What the task requires → Collect all lines from the listing that include the string "title".

** Begin **

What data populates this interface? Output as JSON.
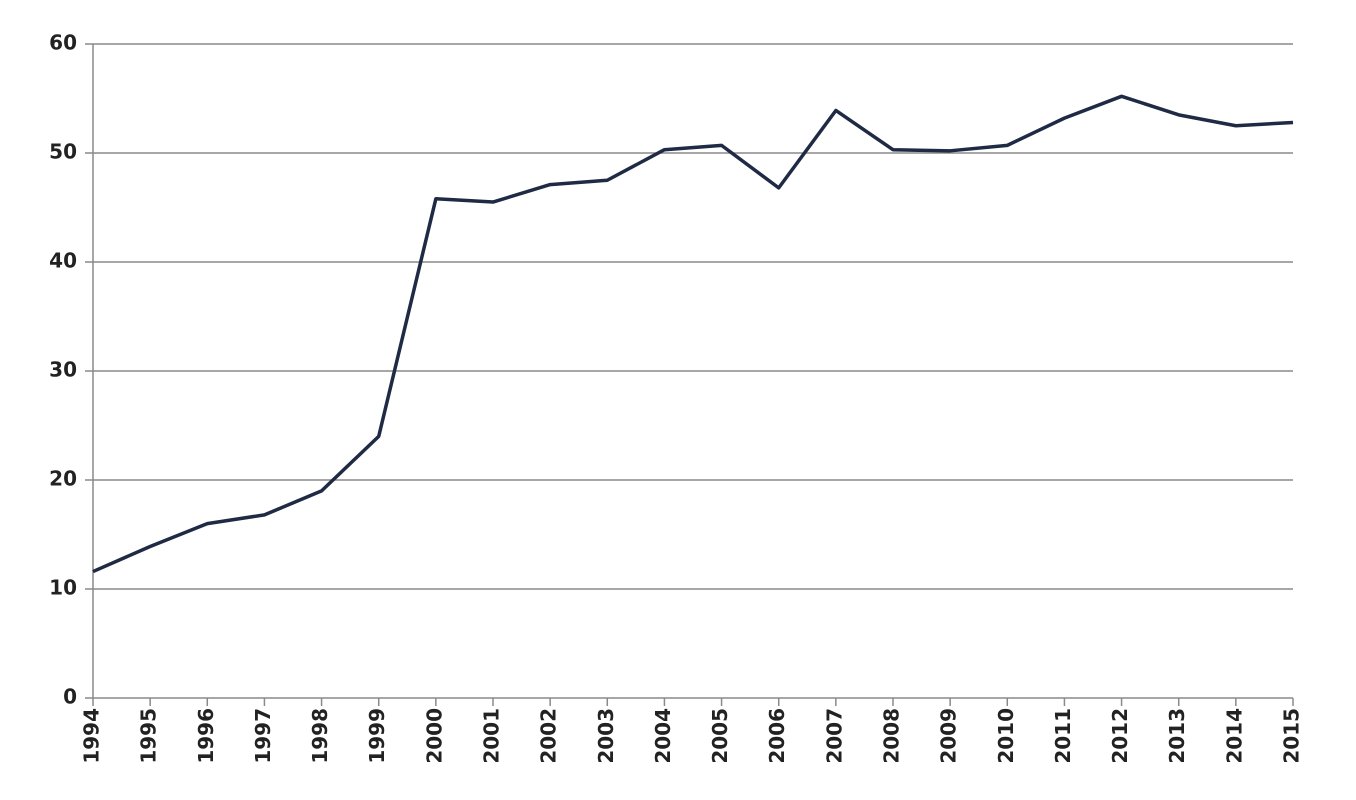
{
  "chart_data": {
    "type": "line",
    "categories": [
      "1994",
      "1995",
      "1996",
      "1997",
      "1998",
      "1999",
      "2000",
      "2001",
      "2002",
      "2003",
      "2004",
      "2005",
      "2006",
      "2007",
      "2008",
      "2009",
      "2010",
      "2011",
      "2012",
      "2013",
      "2014",
      "2015"
    ],
    "values": [
      11.6,
      13.9,
      16.0,
      16.8,
      19.0,
      24.0,
      45.8,
      45.5,
      47.1,
      47.5,
      50.3,
      50.7,
      46.8,
      53.9,
      50.3,
      50.2,
      50.7,
      53.2,
      55.2,
      53.5,
      52.5,
      52.8
    ],
    "color": "#1f2a44",
    "ylim": [
      0,
      60
    ],
    "yticks": [
      0,
      10,
      20,
      30,
      40,
      50,
      60
    ],
    "grid": true
  }
}
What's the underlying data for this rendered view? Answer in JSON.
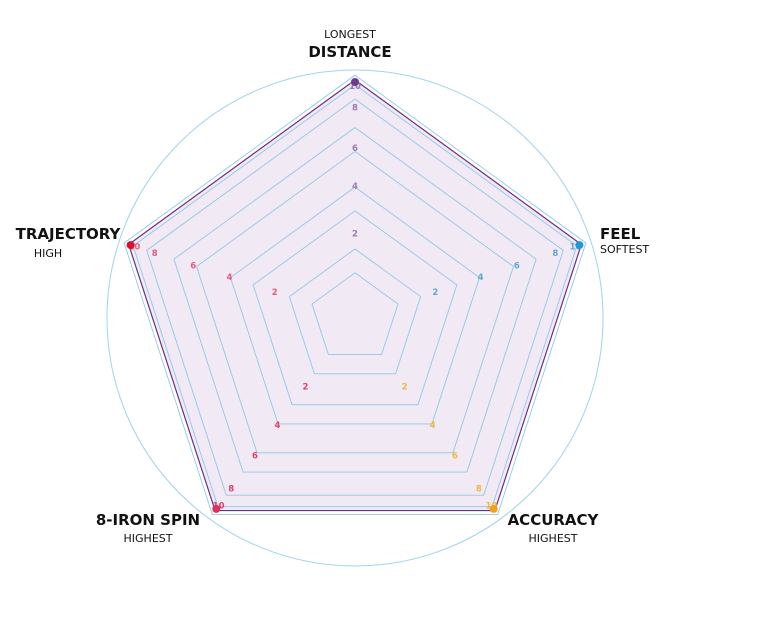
{
  "chart_data": {
    "type": "radar",
    "axes": [
      {
        "key": "distance",
        "title": "DISTANCE",
        "sub": "LONGEST",
        "color": "#9b7bb8",
        "dot": "#6b3c8e"
      },
      {
        "key": "feel",
        "title": "FEEL",
        "sub": "SOFTEST",
        "color": "#5fa8d3",
        "dot": "#2196d9"
      },
      {
        "key": "accuracy",
        "title": "ACCURACY",
        "sub": "HIGHEST",
        "color": "#f0b640",
        "dot": "#f2a21a"
      },
      {
        "key": "spin",
        "title": "8-IRON SPIN",
        "sub": "HIGHEST",
        "color": "#e0406a",
        "dot": "#e0315c"
      },
      {
        "key": "trajectory",
        "title": "TRAJECTORY",
        "sub": "HIGH",
        "color": "#e85a7a",
        "dot": "#d9102a"
      }
    ],
    "tick_values": [
      "2",
      "4",
      "6",
      "8",
      "10"
    ],
    "range": [
      0,
      10
    ],
    "series": [
      {
        "values": [
          10,
          10,
          10,
          10,
          10
        ]
      }
    ],
    "colors": {
      "ring": "#9fd4ea",
      "grid": "#8ec9e8",
      "fill": "#f1e9f4",
      "line": "#6b2f8a"
    }
  }
}
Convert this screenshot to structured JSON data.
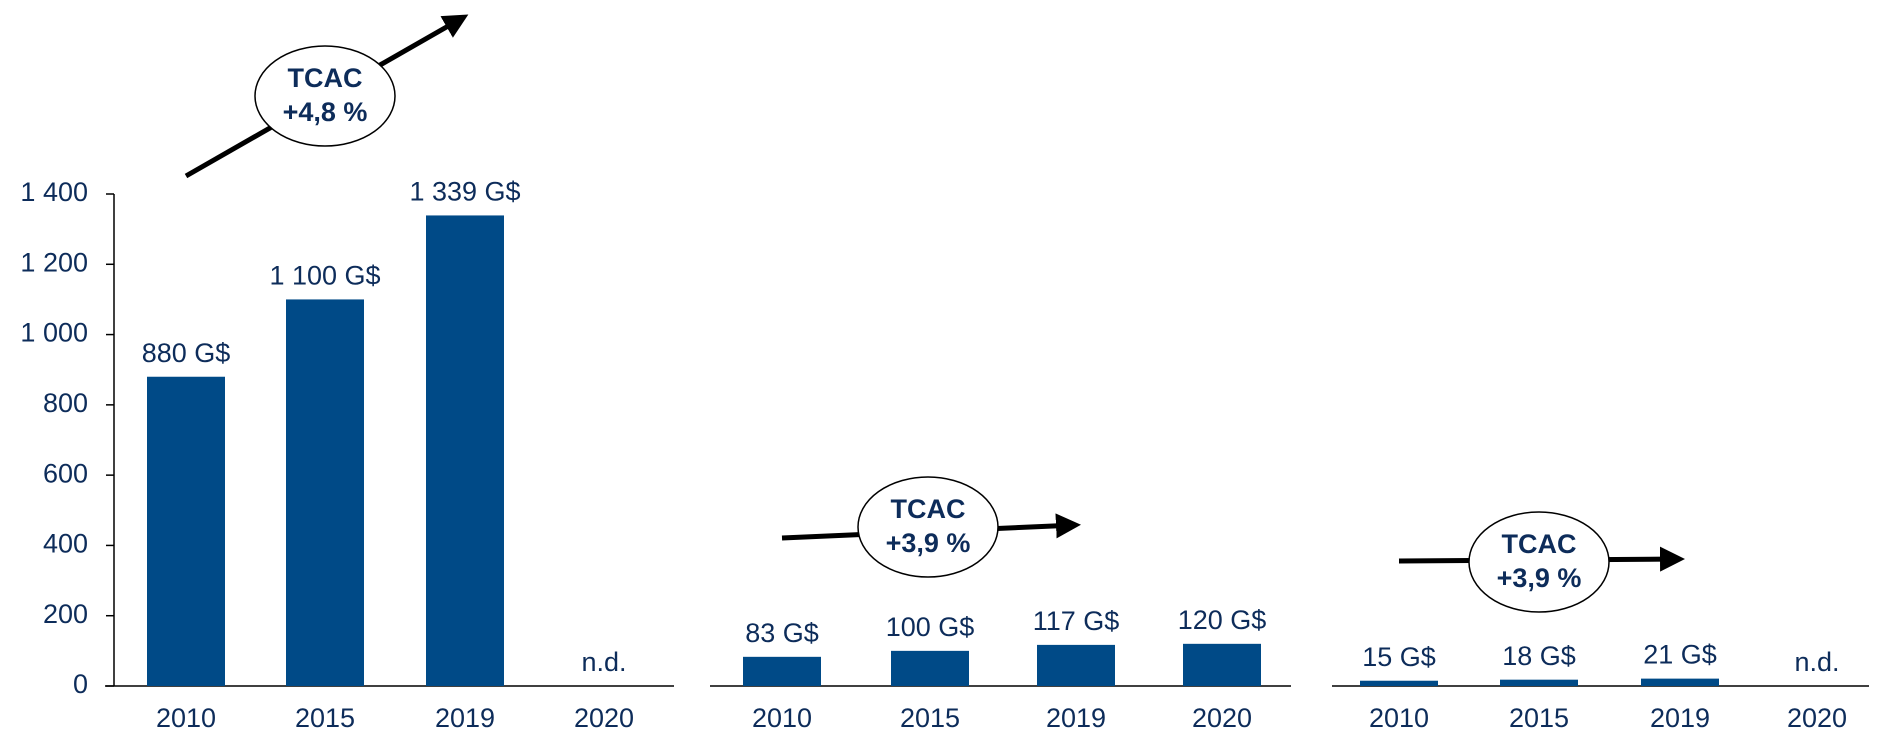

** End **

Completed task →
        "title": "DISTANCE",
        "title": "FEEL",
        "title": "ACCURACY",
        "title": "8-IRON SPIN",
        "title": "TRAJECTORY",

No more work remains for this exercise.